**REQUIREMENTS:**
Reproduce the records word for word, from the first line through the line containing "price-separator: / <box>413", including both of those lines.

**RECORDS SHOWN:**
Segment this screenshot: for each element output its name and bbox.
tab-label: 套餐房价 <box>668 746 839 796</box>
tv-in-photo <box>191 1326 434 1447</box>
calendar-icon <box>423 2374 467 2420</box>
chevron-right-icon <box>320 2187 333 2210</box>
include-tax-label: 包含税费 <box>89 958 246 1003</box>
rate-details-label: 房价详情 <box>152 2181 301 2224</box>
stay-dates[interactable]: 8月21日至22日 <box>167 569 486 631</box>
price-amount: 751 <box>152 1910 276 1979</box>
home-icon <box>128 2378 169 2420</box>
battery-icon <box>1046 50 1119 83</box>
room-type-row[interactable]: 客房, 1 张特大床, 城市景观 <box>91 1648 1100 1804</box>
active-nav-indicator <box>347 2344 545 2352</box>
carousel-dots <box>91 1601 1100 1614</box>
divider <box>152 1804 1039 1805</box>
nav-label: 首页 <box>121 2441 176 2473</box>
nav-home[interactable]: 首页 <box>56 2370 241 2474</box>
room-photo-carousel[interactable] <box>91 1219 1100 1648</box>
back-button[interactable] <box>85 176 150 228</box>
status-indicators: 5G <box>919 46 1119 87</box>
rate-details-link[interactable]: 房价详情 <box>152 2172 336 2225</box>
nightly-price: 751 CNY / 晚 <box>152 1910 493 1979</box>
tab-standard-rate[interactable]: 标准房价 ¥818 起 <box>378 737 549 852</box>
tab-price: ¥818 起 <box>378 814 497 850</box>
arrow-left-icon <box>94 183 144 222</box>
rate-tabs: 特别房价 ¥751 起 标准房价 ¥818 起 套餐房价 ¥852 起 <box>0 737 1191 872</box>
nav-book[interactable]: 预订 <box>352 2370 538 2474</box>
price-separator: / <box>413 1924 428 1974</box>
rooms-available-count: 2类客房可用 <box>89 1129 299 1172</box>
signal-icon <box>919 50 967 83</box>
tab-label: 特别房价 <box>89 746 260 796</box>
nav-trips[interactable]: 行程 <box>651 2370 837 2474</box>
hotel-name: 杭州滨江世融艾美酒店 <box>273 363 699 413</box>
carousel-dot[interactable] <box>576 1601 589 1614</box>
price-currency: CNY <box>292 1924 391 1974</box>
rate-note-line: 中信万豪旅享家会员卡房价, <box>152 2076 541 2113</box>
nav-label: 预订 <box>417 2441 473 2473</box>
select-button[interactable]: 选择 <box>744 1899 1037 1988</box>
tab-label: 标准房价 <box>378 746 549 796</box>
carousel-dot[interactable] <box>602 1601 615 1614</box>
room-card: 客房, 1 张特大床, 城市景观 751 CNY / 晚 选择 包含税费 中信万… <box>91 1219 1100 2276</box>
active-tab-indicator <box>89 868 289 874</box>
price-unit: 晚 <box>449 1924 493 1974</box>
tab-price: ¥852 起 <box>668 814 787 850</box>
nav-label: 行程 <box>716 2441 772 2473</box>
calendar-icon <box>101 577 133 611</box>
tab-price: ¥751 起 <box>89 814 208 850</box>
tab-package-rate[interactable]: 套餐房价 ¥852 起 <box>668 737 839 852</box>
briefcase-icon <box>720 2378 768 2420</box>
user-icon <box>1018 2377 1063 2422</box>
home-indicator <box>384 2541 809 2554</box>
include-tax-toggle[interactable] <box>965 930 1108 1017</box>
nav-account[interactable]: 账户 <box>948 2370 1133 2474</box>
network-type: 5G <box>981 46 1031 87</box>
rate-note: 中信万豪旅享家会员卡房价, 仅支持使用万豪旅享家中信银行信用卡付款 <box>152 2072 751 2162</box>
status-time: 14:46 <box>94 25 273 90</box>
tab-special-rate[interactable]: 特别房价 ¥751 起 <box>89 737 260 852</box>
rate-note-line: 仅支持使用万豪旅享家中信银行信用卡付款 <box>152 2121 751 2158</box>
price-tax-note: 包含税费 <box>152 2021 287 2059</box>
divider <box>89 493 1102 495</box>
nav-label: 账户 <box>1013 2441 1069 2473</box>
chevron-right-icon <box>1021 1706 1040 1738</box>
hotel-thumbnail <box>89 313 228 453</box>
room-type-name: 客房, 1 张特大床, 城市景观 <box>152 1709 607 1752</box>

**CORRECT RESPONSE:**
Segment this screenshot: for each element output its name and bbox.
tab-label: 套餐房价 <box>668 746 839 796</box>
tv-in-photo <box>191 1326 434 1447</box>
calendar-icon <box>423 2374 467 2420</box>
chevron-right-icon <box>320 2187 333 2210</box>
include-tax-label: 包含税费 <box>89 958 246 1003</box>
rate-details-label: 房价详情 <box>152 2181 301 2224</box>
stay-dates[interactable]: 8月21日至22日 <box>167 569 486 631</box>
price-amount: 751 <box>152 1910 276 1979</box>
home-icon <box>128 2378 169 2420</box>
battery-icon <box>1046 50 1119 83</box>
room-type-row[interactable]: 客房, 1 张特大床, 城市景观 <box>91 1648 1100 1804</box>
active-nav-indicator <box>347 2344 545 2352</box>
carousel-dots <box>91 1601 1100 1614</box>
divider <box>152 1804 1039 1805</box>
nav-label: 首页 <box>121 2441 176 2473</box>
nav-home[interactable]: 首页 <box>56 2370 241 2474</box>
room-photo-carousel[interactable] <box>91 1219 1100 1648</box>
back-button[interactable] <box>85 176 150 228</box>
status-indicators: 5G <box>919 46 1119 87</box>
rate-details-link[interactable]: 房价详情 <box>152 2172 336 2225</box>
nightly-price: 751 CNY / 晚 <box>152 1910 493 1979</box>
tab-standard-rate[interactable]: 标准房价 ¥818 起 <box>378 737 549 852</box>
tab-price: ¥818 起 <box>378 814 497 850</box>
arrow-left-icon <box>94 183 144 222</box>
rate-tabs: 特别房价 ¥751 起 标准房价 ¥818 起 套餐房价 ¥852 起 <box>0 737 1191 872</box>
nav-book[interactable]: 预订 <box>352 2370 538 2474</box>
price-separator: / <box>413 1924 428 1974</box>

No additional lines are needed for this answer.